» **EXERCISE AIM**:
Determine how many lines in these records hold "title". Only the number is wanted.

::: TASK MATERIAL

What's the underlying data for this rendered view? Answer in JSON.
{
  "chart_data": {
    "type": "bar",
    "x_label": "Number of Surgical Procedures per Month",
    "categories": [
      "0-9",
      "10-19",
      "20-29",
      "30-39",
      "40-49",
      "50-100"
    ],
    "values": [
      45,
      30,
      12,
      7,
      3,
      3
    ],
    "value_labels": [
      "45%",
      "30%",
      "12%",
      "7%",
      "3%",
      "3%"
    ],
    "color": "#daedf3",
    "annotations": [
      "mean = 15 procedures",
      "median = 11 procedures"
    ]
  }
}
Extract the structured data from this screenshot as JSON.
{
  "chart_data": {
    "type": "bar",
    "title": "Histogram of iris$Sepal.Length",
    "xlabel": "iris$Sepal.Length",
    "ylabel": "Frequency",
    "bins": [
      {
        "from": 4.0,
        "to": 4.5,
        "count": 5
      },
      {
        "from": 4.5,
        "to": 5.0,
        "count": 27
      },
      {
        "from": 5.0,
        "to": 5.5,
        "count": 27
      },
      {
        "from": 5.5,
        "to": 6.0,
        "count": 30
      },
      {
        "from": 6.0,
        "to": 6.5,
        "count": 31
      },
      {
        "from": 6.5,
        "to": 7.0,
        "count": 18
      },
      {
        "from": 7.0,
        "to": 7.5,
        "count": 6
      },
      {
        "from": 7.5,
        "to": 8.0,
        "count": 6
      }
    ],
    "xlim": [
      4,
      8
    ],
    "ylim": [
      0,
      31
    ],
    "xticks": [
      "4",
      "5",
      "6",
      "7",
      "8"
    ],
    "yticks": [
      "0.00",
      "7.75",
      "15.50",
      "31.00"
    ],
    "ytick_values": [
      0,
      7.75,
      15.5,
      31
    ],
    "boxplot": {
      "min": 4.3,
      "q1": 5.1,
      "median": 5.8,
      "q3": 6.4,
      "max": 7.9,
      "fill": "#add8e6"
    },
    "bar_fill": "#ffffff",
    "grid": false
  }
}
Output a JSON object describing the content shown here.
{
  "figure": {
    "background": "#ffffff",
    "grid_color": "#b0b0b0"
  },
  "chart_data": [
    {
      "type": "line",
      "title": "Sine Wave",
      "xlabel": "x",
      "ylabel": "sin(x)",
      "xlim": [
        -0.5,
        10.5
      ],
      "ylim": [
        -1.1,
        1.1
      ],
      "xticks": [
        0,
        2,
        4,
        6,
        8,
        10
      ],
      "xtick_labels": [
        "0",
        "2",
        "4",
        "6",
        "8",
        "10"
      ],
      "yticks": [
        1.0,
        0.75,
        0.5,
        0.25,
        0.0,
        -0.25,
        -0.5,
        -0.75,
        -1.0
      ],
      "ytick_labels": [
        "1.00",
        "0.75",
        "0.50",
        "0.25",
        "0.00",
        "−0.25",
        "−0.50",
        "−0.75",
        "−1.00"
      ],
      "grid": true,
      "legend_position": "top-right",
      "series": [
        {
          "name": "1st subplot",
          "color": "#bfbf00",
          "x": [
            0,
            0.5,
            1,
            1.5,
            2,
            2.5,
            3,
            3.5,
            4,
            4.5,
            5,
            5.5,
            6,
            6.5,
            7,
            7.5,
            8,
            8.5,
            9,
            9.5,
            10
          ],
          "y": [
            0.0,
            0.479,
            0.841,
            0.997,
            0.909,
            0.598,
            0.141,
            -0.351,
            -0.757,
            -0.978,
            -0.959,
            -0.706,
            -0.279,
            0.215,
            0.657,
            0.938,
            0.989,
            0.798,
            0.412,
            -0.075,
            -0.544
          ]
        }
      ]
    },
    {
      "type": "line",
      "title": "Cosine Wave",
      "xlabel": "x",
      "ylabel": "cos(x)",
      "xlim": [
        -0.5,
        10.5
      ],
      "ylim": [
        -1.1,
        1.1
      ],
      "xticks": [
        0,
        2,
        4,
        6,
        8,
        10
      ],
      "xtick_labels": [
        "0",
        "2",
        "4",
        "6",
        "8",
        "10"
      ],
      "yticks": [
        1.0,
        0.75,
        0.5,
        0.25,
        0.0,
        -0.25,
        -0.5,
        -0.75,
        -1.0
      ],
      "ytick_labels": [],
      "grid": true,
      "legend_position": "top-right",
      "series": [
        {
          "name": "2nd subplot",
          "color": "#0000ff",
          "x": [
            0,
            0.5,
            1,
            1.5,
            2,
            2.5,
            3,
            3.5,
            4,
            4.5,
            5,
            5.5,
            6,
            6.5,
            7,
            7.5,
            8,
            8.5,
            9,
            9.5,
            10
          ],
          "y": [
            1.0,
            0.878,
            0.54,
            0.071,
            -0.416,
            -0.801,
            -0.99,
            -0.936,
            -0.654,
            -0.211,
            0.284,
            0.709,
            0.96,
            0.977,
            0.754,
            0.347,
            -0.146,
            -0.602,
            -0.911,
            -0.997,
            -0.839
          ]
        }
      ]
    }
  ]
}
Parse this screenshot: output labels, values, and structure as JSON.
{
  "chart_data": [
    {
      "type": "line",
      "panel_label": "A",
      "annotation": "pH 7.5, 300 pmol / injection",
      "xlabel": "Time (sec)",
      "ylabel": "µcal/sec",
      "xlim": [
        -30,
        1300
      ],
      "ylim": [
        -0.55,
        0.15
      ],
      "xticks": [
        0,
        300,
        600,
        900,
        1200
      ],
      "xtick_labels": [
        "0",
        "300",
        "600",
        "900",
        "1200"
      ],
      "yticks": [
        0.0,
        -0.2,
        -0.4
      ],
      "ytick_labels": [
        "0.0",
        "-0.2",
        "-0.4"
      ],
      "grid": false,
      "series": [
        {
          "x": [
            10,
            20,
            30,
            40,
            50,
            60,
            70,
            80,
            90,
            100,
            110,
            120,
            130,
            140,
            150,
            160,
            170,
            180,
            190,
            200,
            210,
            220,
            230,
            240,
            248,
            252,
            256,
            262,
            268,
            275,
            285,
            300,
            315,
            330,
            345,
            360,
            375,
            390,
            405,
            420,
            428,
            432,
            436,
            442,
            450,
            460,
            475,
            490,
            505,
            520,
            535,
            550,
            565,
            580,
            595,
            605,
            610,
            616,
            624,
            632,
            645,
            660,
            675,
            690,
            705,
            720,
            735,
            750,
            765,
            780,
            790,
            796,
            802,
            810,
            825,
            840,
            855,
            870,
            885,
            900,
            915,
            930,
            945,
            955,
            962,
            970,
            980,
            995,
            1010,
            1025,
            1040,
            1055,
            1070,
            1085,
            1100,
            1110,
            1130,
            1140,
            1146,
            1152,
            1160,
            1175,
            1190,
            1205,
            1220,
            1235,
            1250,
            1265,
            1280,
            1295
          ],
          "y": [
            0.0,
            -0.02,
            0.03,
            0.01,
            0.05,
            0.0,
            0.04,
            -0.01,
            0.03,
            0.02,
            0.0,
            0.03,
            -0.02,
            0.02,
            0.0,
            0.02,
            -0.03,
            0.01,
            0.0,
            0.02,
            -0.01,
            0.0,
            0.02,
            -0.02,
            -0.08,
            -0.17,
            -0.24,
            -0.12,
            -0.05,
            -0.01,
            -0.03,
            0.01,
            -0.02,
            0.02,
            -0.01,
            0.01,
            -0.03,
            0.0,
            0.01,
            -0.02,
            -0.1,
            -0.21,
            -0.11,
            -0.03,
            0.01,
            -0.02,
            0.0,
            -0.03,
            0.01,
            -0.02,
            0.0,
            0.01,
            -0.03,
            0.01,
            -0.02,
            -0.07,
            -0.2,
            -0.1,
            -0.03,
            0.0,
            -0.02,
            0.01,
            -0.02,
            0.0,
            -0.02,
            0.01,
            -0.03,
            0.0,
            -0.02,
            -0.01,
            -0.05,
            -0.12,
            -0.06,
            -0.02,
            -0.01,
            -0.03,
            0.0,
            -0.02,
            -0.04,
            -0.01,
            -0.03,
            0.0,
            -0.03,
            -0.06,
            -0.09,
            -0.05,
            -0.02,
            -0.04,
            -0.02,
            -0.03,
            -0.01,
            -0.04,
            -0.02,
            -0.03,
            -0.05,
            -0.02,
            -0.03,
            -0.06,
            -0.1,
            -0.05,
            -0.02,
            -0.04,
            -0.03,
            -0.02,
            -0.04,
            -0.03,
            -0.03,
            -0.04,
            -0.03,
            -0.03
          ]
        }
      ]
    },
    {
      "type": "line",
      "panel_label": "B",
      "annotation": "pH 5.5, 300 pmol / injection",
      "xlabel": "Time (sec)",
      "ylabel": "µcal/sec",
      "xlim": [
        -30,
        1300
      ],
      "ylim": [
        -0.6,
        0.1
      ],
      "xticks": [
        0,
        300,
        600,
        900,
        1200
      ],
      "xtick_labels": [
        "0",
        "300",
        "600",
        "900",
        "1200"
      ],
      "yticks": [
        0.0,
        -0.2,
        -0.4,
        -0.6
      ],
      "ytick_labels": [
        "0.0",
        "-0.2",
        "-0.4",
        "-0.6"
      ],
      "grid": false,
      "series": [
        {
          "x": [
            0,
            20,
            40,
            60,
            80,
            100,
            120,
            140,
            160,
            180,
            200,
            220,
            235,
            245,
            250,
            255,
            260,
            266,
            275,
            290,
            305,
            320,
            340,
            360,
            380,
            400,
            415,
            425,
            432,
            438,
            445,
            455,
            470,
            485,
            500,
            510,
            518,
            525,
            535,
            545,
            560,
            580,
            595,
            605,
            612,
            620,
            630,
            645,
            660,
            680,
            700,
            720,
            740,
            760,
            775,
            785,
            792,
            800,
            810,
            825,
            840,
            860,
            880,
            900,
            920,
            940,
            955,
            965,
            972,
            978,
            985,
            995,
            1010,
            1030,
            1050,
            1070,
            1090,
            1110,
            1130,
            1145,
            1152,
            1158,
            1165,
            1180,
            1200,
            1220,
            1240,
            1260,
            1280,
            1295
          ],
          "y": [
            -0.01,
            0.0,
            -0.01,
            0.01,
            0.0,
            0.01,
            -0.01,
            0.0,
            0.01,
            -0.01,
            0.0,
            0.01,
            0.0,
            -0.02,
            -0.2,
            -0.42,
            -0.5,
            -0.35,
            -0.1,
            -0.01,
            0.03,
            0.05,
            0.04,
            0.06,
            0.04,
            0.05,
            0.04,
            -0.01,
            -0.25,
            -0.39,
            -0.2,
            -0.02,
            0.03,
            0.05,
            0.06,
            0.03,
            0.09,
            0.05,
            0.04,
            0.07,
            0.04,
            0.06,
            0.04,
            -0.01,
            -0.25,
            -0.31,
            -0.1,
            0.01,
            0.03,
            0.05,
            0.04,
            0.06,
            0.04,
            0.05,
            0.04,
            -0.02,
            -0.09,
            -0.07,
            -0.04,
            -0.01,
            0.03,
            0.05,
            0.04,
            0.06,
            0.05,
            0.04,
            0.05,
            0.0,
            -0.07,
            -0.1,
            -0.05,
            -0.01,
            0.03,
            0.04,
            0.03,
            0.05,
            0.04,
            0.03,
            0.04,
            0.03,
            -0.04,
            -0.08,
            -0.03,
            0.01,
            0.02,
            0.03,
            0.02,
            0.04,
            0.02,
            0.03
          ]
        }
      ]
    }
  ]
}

::::::

» **COMPLETE ANSWER**:
3